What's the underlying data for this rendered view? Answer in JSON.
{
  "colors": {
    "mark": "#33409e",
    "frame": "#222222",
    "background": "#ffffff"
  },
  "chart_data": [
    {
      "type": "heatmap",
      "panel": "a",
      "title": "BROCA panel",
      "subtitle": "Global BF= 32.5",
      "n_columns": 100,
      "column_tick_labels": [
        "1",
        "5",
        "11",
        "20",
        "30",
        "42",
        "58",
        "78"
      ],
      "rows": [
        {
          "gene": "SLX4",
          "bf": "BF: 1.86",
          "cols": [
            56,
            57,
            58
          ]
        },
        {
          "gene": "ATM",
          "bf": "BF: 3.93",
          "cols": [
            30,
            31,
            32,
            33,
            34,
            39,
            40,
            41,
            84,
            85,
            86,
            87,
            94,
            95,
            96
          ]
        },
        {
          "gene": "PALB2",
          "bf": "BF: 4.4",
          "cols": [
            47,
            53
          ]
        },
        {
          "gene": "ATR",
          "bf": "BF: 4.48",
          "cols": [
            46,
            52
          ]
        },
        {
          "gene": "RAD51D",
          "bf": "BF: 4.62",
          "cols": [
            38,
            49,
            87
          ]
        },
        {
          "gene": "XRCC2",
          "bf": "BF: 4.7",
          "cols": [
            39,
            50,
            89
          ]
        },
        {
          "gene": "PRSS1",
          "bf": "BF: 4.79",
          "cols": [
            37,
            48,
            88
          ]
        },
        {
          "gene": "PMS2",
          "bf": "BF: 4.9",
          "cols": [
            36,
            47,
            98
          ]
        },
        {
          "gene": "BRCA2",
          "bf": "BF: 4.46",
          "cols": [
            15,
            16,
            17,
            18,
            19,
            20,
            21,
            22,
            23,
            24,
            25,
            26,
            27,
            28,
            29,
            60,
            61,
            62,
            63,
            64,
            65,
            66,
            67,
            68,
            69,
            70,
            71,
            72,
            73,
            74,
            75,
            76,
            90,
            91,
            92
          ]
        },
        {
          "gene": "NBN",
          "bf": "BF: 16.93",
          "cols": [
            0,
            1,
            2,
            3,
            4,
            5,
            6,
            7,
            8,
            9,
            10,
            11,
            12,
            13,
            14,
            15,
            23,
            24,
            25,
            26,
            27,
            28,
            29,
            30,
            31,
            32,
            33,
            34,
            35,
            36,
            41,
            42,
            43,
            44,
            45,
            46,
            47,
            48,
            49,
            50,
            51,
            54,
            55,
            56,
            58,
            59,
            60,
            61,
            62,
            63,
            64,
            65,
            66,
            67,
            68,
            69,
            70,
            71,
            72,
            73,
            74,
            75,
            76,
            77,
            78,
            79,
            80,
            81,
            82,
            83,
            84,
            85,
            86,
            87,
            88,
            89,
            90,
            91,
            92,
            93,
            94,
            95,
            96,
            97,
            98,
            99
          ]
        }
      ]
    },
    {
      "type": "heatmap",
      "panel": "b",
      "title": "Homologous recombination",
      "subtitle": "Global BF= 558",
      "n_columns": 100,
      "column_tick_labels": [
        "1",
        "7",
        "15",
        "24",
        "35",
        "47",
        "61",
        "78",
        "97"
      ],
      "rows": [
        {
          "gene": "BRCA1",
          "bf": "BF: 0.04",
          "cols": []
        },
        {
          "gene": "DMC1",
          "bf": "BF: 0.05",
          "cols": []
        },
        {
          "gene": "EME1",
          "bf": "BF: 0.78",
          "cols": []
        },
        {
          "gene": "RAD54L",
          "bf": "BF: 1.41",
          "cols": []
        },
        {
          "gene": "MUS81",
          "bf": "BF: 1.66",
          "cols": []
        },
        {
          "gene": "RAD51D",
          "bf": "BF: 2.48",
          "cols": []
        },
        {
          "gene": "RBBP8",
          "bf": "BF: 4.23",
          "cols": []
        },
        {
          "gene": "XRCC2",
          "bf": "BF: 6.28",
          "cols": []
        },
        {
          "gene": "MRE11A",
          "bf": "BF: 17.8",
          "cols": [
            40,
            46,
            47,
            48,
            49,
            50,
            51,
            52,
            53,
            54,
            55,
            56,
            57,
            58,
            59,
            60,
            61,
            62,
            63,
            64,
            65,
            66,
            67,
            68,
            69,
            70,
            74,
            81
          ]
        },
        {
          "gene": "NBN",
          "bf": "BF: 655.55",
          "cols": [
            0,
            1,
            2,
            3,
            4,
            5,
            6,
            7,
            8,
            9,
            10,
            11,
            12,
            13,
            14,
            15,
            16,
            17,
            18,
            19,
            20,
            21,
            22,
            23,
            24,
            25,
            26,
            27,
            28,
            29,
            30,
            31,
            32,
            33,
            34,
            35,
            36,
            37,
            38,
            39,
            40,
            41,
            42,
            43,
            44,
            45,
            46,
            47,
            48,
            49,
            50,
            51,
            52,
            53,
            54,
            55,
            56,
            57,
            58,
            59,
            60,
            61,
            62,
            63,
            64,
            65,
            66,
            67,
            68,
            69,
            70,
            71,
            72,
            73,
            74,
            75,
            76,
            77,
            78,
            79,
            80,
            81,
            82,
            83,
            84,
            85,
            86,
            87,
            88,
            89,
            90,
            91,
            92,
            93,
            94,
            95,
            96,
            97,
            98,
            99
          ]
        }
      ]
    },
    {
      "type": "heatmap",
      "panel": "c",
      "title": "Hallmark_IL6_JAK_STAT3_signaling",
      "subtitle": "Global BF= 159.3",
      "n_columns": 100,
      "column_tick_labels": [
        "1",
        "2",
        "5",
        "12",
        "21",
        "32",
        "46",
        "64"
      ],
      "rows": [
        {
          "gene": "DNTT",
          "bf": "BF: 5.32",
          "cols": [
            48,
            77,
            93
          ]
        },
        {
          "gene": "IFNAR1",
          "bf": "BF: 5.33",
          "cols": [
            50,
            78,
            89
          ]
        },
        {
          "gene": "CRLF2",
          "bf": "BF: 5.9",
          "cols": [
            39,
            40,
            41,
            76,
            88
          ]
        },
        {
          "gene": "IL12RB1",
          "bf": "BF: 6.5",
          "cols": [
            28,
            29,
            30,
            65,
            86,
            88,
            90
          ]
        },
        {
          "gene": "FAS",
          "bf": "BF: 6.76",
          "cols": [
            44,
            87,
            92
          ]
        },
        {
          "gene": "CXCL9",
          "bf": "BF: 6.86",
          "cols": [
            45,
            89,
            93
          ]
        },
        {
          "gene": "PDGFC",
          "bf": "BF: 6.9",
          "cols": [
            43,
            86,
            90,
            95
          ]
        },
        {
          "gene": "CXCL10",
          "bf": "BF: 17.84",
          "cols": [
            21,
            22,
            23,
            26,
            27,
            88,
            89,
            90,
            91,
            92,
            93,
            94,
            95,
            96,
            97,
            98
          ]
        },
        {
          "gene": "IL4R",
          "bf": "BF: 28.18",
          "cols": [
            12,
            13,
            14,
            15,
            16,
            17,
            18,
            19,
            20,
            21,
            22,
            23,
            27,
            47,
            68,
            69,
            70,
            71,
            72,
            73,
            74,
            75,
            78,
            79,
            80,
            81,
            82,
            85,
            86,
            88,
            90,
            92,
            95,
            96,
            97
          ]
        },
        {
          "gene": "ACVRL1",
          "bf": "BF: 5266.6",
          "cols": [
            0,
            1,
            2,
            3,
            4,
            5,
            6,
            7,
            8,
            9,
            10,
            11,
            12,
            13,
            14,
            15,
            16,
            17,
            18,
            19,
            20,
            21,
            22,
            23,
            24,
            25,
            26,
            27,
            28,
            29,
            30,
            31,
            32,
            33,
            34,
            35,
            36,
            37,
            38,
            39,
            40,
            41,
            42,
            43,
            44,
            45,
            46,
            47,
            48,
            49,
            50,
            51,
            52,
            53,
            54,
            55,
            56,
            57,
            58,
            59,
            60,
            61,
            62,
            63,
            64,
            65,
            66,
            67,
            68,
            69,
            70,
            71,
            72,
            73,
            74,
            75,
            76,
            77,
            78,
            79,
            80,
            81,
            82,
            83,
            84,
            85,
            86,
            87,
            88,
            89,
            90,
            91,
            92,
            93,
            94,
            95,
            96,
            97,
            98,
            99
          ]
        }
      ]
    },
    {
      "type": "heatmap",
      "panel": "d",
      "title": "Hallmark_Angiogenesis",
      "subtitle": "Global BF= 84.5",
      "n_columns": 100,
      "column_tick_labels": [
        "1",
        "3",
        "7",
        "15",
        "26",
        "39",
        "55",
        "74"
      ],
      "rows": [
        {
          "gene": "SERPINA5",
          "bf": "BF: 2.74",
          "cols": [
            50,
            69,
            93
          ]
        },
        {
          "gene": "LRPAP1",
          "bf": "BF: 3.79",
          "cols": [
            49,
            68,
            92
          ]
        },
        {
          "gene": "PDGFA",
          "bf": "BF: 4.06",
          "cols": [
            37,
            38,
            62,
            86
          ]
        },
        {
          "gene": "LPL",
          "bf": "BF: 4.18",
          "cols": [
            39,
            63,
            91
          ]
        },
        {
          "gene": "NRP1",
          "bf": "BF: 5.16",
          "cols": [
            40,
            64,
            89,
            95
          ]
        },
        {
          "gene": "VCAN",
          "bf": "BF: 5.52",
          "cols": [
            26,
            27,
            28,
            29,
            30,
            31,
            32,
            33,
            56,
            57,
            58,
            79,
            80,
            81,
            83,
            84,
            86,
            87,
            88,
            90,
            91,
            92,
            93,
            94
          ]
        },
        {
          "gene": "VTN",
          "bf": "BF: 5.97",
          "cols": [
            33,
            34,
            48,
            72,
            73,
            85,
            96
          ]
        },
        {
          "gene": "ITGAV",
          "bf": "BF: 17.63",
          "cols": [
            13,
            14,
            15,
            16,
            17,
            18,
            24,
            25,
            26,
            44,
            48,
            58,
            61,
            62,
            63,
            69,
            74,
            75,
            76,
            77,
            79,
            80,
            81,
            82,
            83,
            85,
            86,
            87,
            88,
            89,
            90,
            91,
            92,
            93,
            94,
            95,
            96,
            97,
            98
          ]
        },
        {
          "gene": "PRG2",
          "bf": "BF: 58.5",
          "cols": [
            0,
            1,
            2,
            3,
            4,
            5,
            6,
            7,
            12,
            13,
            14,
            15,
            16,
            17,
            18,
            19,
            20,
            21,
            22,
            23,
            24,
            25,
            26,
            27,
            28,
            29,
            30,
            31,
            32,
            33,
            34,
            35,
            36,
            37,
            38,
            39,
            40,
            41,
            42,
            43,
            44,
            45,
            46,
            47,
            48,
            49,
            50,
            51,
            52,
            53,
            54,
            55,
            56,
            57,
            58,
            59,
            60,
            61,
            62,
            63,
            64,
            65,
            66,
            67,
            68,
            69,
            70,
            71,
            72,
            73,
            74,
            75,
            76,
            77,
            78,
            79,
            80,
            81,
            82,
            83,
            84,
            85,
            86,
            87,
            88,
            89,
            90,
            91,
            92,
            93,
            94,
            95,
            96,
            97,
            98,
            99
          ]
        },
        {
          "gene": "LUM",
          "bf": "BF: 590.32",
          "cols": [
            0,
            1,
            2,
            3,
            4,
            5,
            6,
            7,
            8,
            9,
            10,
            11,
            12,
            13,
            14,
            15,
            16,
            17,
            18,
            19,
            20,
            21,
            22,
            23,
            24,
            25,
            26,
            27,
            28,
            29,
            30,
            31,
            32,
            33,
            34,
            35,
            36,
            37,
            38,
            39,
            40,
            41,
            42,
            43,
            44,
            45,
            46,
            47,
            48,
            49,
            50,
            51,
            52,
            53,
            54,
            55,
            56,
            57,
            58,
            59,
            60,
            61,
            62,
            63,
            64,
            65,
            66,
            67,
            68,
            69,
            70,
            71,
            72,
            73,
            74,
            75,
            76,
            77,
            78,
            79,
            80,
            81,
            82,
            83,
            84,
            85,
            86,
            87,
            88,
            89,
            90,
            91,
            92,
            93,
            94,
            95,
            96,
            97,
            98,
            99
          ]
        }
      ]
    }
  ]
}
════════════════
EXERCISE. Retrieve each line from the records above where the word "Global" occurs.

RESPONSE.
      "subtitle": "Global BF= 32.5",
      "subtitle": "Global BF= 558",
      "subtitle": "Global BF= 159.3",
      "subtitle": "Global BF= 84.5",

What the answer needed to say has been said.